§ Page text
● ● ● ● ● ● ●

The best time for book-hunting in Paris is the early morning.  "The

take," as anglers say, is "on" from half-past seven to half-past

nine a.m.  At these hours the vendors exhibit their fresh wares, and

the agents of the more wealthy booksellers come and pick up

everything worth having.  These agents quite spoil the sport of the

amateur.  They keep a strict watch on every country dealer's

catalogue, snap up all he has worth selling, and sell it over again,

charging pounds in place of shillings.  But M. de Resbecq vows that

he once picked up a copy of the first edition of La Rochefoucauld's

"Maxims" out of a box which two booksellers had just searched.  The

same collector got together very promptly all the original editions

of La Bruyere, and he even found a copy of the Elzevir "Pastissier

Francais," at the humble price of six sous.  Now the " Pastissier

Francais," an ill-printed little cookery-book of the Elzevirs, has

lately fetched 600 pounds at a sale.  The Antiquary's story of

Snuffy Davy and the "Game of Chess," is dwarfed by the luck of M. de

Resbecq.  Not one amateur in a thousand can expect such good

fortune.  There is, however, a recent instance of a Rugby boy, who

picked up, on a stall, a few fluttering leaves hanging together on a

flimsy thread.  The old woman who kept the stall could hardly be

induced to accept the large sum of a shilling for an original quarto

of Shakespeare's "King John."  These stories are told that none may

despair.  That none may be over confident, an author may recount his

own experience.  The only odd trouvaille that ever fell to me was a

clean copy of "La Journee Chretienne," with the name of Leon

Gambetta, 1844, on its catholic fly-leaf.  Rare books grow rarer

every day, and often 'tis only Hope that remains at the bottom of

the fourpenny boxes.  Yet the Paris book-hunters cleave to the game.

● ● ● ● ● ● ●

§ Data shown

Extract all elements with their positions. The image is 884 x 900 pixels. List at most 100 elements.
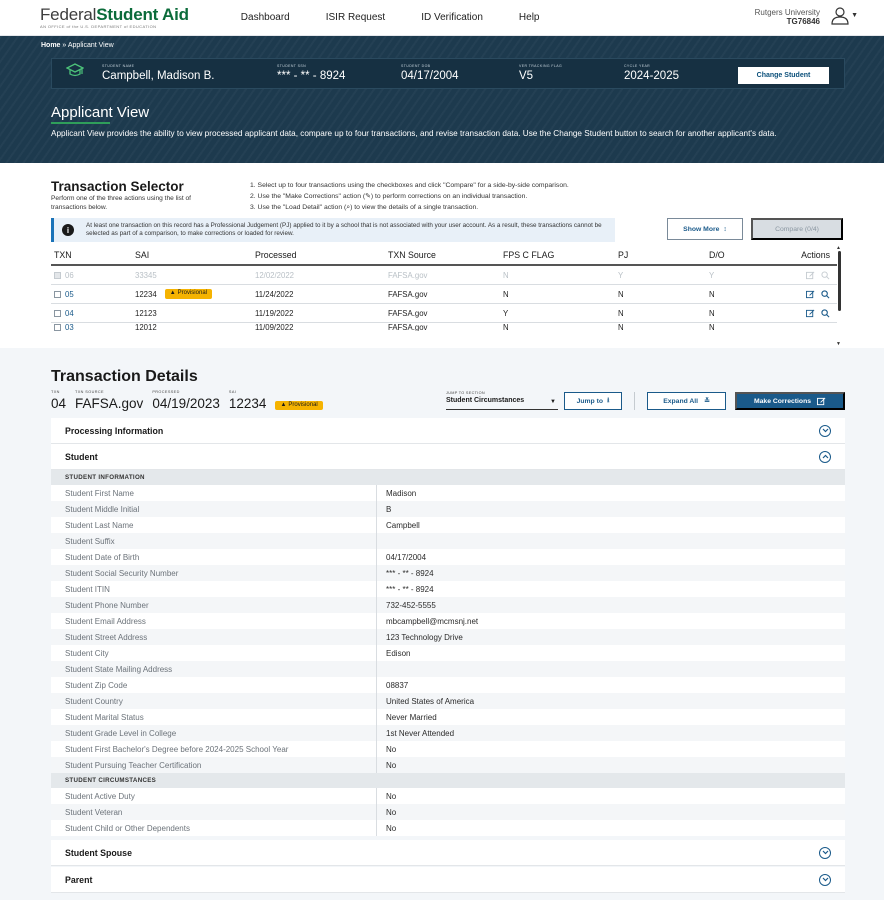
detail-provisional: ▲ Provisional (275, 391, 323, 411)
col-header-processed[interactable]: Processed (255, 250, 388, 260)
detail-sai-label: SAI (228, 390, 237, 394)
processed-date: 12/02/2022 (255, 270, 295, 280)
detail-row: Student First Name Madison (51, 485, 845, 501)
chevron-down-circle-icon[interactable] (819, 424, 831, 437)
col-header-fps-c-flag[interactable]: FPS C FLAG (503, 250, 618, 260)
row-checkbox[interactable] (54, 309, 61, 317)
col-header-sai[interactable]: SAI (135, 250, 255, 260)
processed-date: 11/09/2022 (255, 323, 294, 331)
pj-flag: N (618, 289, 624, 299)
expand-all-button[interactable]: Expand All ≚ (647, 392, 726, 410)
txn-number[interactable]: 05 (65, 290, 74, 299)
detail-row: Student Date of Birth 04/17/2004 (51, 549, 845, 565)
accordion-header[interactable]: Parent (51, 867, 845, 893)
col-header-txn[interactable]: TXN (51, 250, 135, 260)
field-value: No (386, 744, 397, 754)
field-label: Student Phone Number (51, 597, 377, 613)
instruction-step-2: 2. Use the "Make Corrections" action (✎)… (250, 192, 528, 200)
show-more-button[interactable]: Show More ↕ (667, 218, 743, 240)
detail-row: Student Street Address 123 Technology Dri… (51, 629, 845, 645)
col-header-pj[interactable]: PJ (618, 250, 709, 260)
field-label: Student Street Address (51, 629, 377, 645)
cycle-year-value: 2024-2025 (624, 69, 679, 82)
search-icon (821, 270, 830, 279)
sai-value: 12012 (135, 323, 157, 331)
selector-subtitle: Perform one of the three actions using t… (51, 195, 192, 211)
jump-to-button[interactable]: Jump to ⭳ (564, 392, 622, 410)
chevron-up-circle-icon[interactable] (819, 450, 831, 463)
nav-id-verification[interactable]: ID Verification (421, 12, 483, 23)
change-student-button[interactable]: Change Student (738, 67, 829, 84)
user-organization: Rutgers University (754, 7, 820, 17)
field-value: 123 Technology Drive (386, 632, 463, 642)
accordion-title: Parent (65, 874, 93, 885)
student-name-value: Campbell, Madison B. (102, 69, 215, 82)
chevron-down-circle-icon[interactable] (819, 846, 831, 859)
federal-student-aid-logo[interactable]: FederalStudent Aid AN OFFICE of the U.S.… (40, 6, 189, 29)
field-label: Student Grade Level in College (51, 725, 377, 741)
txn-number[interactable]: 03 (65, 323, 74, 331)
txn-number[interactable]: 04 (65, 309, 74, 318)
detail-row: Student Middle Initial B (51, 501, 845, 517)
user-icon[interactable]: ▼ (830, 6, 858, 28)
detail-row: Student ITIN *** - ** - 8924 (51, 581, 845, 597)
table-scrollbar[interactable] (838, 251, 841, 311)
info-icon: i (62, 224, 74, 236)
breadcrumb-home[interactable]: Home (41, 42, 60, 49)
detail-row: Student Grade Level in College 1st Never … (51, 725, 845, 741)
accordion-header[interactable]: Student (51, 444, 845, 470)
detail-sai-value: 12234 (228, 395, 267, 411)
edit-icon (817, 397, 826, 405)
accordion-header[interactable]: Student Spouse (51, 840, 845, 866)
chevron-down-circle-icon[interactable] (819, 873, 831, 886)
col-header-do[interactable]: D/O (709, 250, 787, 260)
provisional-label: Provisional (288, 402, 318, 409)
breadcrumb-current: Applicant View (67, 42, 114, 49)
accordion-student: Student STUDENT INFORMATION Student Firs… (51, 444, 845, 836)
do-flag: N (709, 323, 715, 331)
fps-flag: N (503, 323, 509, 331)
nav-help[interactable]: Help (519, 12, 540, 23)
jump-to-section-select[interactable]: JUMP TO SECTION Student Circumstances ▼ (446, 391, 558, 410)
field-label: Student Date of Birth (51, 549, 377, 565)
row-checkbox[interactable] (54, 290, 61, 298)
edit-icon[interactable] (806, 309, 815, 318)
table-row: 03 12012 11/09/2022 FAFSA.gov N N N (51, 323, 837, 331)
field-value: No (386, 760, 397, 770)
field-label: Student Suffix (51, 533, 377, 549)
nav-dashboard[interactable]: Dashboard (241, 12, 290, 23)
field-label: Student Middle Initial (51, 501, 377, 517)
txn-source: FAFSA.gov (388, 289, 428, 299)
detail-row: Student Country United States of America (51, 693, 845, 709)
double-chevron-down-icon: ≚ (704, 398, 710, 405)
compare-button[interactable]: Compare (0/4) (751, 218, 843, 240)
accordion-title: Student Spouse (65, 847, 132, 858)
col-header-txn-source[interactable]: TXN Source (388, 250, 503, 260)
selector-instructions: 1. Select up to four transactions using … (250, 181, 569, 214)
accordion-header[interactable]: Processing Information (51, 418, 845, 444)
expand-vertical-icon: ↕ (723, 225, 727, 233)
student-summary-bar: STUDENT NAME Campbell, Madison B. STUDEN… (51, 58, 845, 89)
accordion-title: Student (65, 451, 98, 462)
nav-isir-request[interactable]: ISIR Request (326, 12, 385, 23)
scroll-down-arrow[interactable]: ▼ (836, 341, 841, 347)
sai-value: 12123 (135, 308, 157, 318)
detail-row: Student Active Duty No (51, 788, 845, 804)
transaction-details: Transaction Details TXN 04 TXN SOURCE FAFS… (0, 348, 884, 900)
edit-icon[interactable] (806, 290, 815, 299)
user-menu[interactable]: Rutgers University TG76846 ▼ (754, 6, 858, 28)
search-icon[interactable] (821, 308, 830, 318)
accordion-parent: Parent (51, 867, 845, 893)
make-corrections-button[interactable]: Make Corrections (735, 392, 845, 410)
detail-row: Student Suffix (51, 533, 845, 549)
search-icon[interactable] (821, 289, 830, 299)
ver-tracking-field: VER TRACKING FLAG V5 (519, 64, 624, 82)
do-flag: N (709, 289, 715, 299)
field-value: Madison (386, 488, 417, 498)
detail-source-value: FAFSA.gov (75, 395, 144, 411)
row-checkbox[interactable] (54, 324, 61, 331)
processed-date: 11/19/2022 (255, 308, 294, 318)
transaction-selector: Transaction Selector Perform one of the … (0, 163, 884, 347)
field-label: Student First Bachelor's Degree before 2… (51, 741, 377, 757)
chevron-down-icon: ▼ (550, 399, 556, 405)
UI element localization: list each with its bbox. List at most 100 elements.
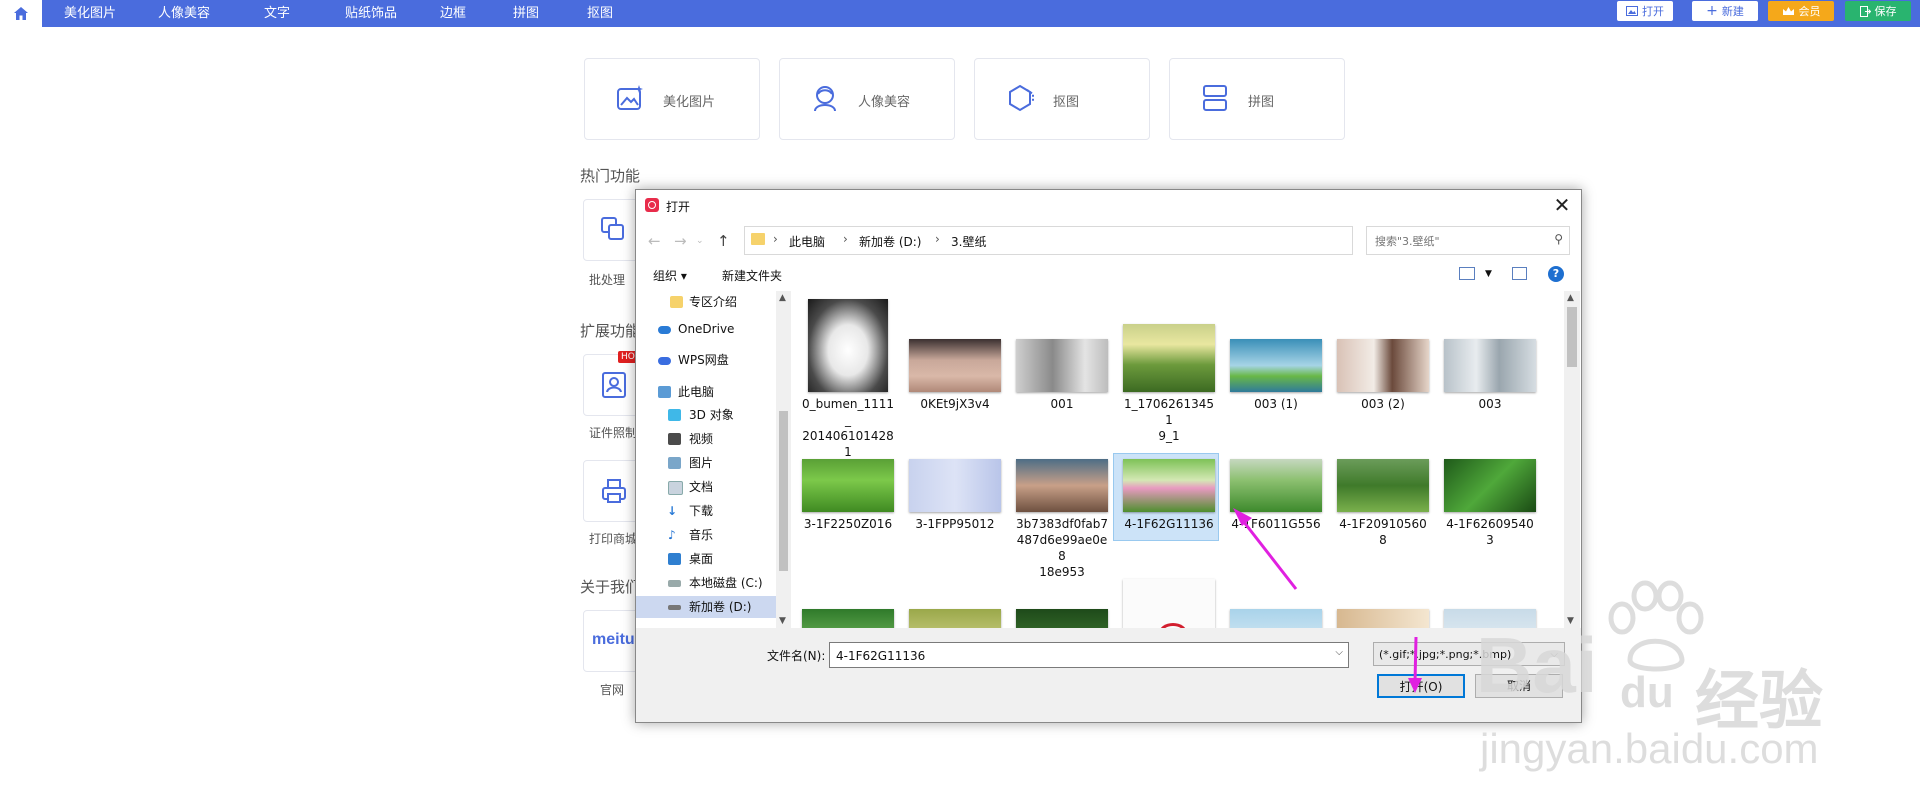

● ● ● ● ● ● ●

§ Task statement
Please copy the passage on book-hunting in Paris above word for word, starting at "clean copy of" and ending at "to the game.".

§ Finished task
clean copy of "La Journee Chretienne," with the name of Leon

Gambetta, 1844, on its catholic fly-leaf.  Rare books grow rarer

every day, and often 'tis only Hope that remains at the bottom of

the fourpenny boxes.  Yet the Paris book-hunters cleave to the game.